Document —
##############################

Groundwater Vulnerability to Pollution Assessment

Water scarcity and pollution have arisen as global issues in the twenty-first century. Groundwater quantity and quality protection are crucial challenges to ensuring access to fresh water, which is seriously threatened by overexploitation and contamination caused by anthropogenic activities, as well as the effects of climate change [1]. In the last decades, the increase in water demand on a global scale has exceeded twice that of population growth. This has resulted in more and wider regions of the world experiencing water stress, where the present restricted rates of water use and consumption are unsustainable [2,3]. Water availability became an important challenge for most countries in which human pressures such as industry and agriculture development, urbanization, demographic growth, increased tourism, and climate change are responsible for the evident change in the groundwater quantity and quality that also causes critical effects on public health [4,5,6].

Coastal and inland porous, karst, and fissured carbonate rock aquifers are threatened by groundwater pollution, and this trend is expected to continue in the future due to the increasingly intense and unplanned anthropogenic activities and water exploitation under the climate change impacts. The scientific community has recognized the assessment and mapping of an aquifers’ vulnerability to pollution and related risk as to the most effective prevention tools for groundwater protection and management strategies.

In this frame, we encouraged submissions of original contributions dealing with groundwater vulnerability topics, including the application of methods and models for intrinsic vulnerability to pollution assessment related to the groundwater quality, the prevention of pollution risks, sustainable groundwater management, and the effects of climate change.

In the Special Issue “Groundwater Vulnerability to Pollution Assessment”, after a rigorous editorial check and peer-review process, which involved external and independent experts, nine papers have been published. In the following paragraphs, a short presentation of each is given.

##############################

Supplied data —
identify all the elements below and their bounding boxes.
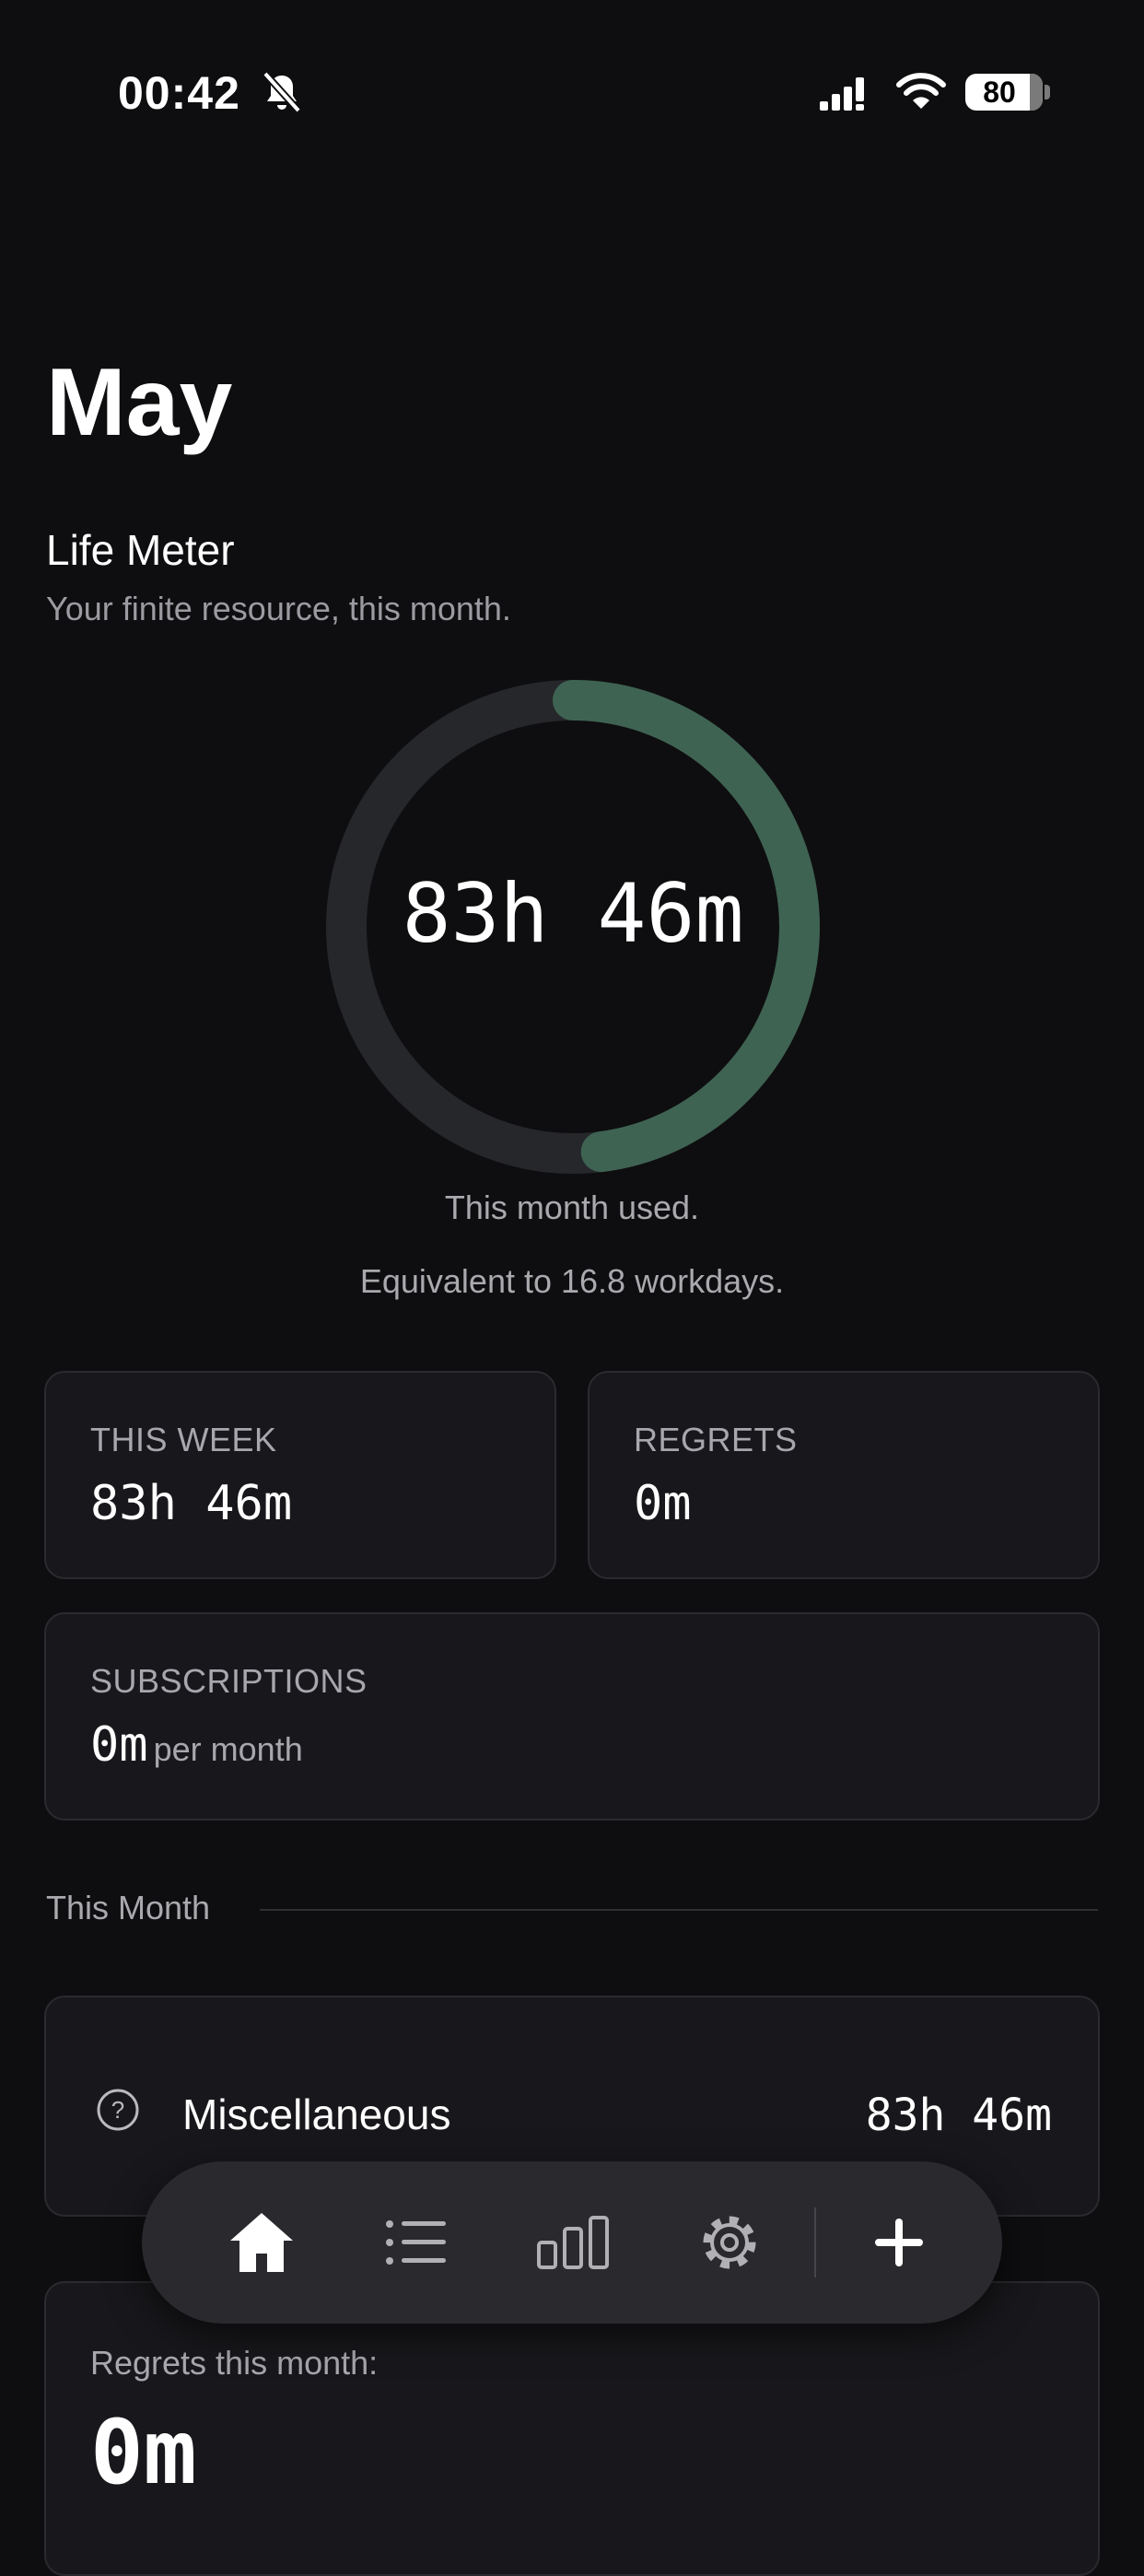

##############################

What you need to do —
(A) Quote from the groundwater editorial, starting at the words "In the Special" and ending after the words "each is given.".
(B) In the groundwater editorial, how many papers were published in the Special Issue "Groundwater Vulnerability to Pollution Assessment"?

Final answers —
(A)
In the Special Issue “Groundwater Vulnerability to Pollution Assessment”, after a rigorous editorial check and peer-review process, which involved external and independent experts, nine papers have been published. In the following paragraphs, a short presentation of each is given.

(B) Nine papers were published.